Consigna del ejercicio: Retoma la noticia sobre el proyecto minero de Jindal en Bolivia y continúala desde su última oración.

Texto mostrado:
El gobierno boliviano convocó al dueño de una transnacional india a negociar un acuerdo para salvar un millonario proyecto minero paralizado.

"Queremos que el señor Naveen Jindal venga (a Bolivia) para negociar la continuidad del proyecto y no haga declaraciones desde lejos", dijo el ministro de Minería, Mario Virreira, en rueda de prensa el miércoles.

Jindal declaró en su país a la televisora local PAT que la siderúrgica Jindal Steel and Power está "lista" para abandonar Bolivia "si el gobierno no nos respeta como nos merecemos".

El gobierno boliviano sancionó por segunda vez a la siderúrgica india con una multa que suma 36 millones de dólares por incumplir las inversiones comprometidas para desarrollar un gran yacimiento de hierro.

Jindal había comprometido 2.100 millones de dólares en ocho años a partir de 2008 incluyendo la instalación de una acería para industrializar hierro. Según las autoridades no invirtió ni 100 millones de dólares por lo que ejecutó dos boletas de garantía por 18 millones de dólares cada una.

[Datos de detección de la estructura del documento]

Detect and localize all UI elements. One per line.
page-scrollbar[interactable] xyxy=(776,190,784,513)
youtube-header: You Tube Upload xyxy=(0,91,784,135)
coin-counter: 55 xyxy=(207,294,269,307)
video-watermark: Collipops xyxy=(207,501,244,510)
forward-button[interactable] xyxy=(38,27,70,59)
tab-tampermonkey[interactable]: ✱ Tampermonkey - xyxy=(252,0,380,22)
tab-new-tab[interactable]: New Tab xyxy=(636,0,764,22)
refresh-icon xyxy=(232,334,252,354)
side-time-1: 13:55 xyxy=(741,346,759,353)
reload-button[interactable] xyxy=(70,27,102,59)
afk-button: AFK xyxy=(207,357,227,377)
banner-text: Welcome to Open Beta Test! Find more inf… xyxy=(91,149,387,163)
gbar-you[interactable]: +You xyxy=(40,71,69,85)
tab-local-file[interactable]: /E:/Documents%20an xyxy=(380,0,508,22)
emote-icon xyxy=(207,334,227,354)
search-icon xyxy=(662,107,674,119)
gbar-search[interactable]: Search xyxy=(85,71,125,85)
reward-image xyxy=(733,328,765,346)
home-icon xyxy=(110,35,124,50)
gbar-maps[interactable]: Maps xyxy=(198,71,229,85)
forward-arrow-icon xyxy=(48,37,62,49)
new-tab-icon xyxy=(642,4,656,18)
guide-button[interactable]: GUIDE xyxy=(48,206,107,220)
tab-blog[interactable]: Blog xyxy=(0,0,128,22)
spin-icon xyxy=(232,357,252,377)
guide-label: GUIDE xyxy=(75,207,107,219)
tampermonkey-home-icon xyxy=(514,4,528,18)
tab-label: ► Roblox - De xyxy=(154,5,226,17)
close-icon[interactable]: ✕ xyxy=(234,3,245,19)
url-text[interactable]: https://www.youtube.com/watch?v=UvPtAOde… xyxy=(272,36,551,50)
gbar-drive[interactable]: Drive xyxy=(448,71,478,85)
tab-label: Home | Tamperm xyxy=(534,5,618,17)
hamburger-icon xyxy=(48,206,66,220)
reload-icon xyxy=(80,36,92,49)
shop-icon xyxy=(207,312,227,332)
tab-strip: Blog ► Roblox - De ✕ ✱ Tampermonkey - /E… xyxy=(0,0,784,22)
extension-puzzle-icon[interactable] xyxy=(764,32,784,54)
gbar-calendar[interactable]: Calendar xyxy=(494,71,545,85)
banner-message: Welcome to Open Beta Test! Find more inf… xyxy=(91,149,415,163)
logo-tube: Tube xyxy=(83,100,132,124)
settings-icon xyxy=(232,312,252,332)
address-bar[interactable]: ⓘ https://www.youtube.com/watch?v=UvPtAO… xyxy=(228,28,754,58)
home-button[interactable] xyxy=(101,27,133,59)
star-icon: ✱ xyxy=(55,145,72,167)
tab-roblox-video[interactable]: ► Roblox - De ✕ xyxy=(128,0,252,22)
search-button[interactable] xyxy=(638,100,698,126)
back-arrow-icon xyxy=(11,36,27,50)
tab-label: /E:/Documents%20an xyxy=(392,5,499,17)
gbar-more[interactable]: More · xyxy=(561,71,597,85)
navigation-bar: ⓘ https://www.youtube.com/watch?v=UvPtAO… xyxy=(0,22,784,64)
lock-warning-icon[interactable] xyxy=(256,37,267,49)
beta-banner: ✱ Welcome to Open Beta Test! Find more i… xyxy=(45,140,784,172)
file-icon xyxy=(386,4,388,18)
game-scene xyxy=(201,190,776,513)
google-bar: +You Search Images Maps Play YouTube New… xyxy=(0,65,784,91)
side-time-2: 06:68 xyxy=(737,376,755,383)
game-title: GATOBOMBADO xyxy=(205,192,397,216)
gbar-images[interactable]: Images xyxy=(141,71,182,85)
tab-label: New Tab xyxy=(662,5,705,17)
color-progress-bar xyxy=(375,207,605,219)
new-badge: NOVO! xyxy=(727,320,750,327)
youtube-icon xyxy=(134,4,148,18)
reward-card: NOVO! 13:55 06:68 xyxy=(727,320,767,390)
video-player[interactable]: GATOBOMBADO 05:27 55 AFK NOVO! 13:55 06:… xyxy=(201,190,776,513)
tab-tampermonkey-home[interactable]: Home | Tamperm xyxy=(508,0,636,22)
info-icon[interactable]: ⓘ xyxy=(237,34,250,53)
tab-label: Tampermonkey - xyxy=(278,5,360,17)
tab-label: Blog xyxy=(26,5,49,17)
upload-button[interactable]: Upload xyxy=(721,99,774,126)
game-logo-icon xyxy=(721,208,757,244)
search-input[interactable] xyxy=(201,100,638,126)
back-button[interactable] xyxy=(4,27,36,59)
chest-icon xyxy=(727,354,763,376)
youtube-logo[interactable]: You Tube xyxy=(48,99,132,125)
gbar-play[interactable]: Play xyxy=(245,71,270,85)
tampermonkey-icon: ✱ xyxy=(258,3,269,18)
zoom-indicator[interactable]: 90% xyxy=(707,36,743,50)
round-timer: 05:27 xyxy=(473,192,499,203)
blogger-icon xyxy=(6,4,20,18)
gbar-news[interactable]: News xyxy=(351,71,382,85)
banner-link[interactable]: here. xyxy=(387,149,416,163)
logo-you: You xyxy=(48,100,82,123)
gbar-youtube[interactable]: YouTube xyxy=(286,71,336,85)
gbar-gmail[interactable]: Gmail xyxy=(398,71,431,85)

Resultado:
Jindal no ha vuelto a renovar la garantía que es requisito para continuar operaciones e interpuso una demanda arbitral por la primera. Atribuyó la demora a varios incumplimientos del gobierno incluyendo la dotación de gas natural para la futura acería.

El cerro Mutún es un rico yacimiento de hierro con reservas estimadas en 40.000 millones de toneladas métricas. Está ubicado a 1.100 kilómetros al este de La Paz, cerca de la frontera con Brasil.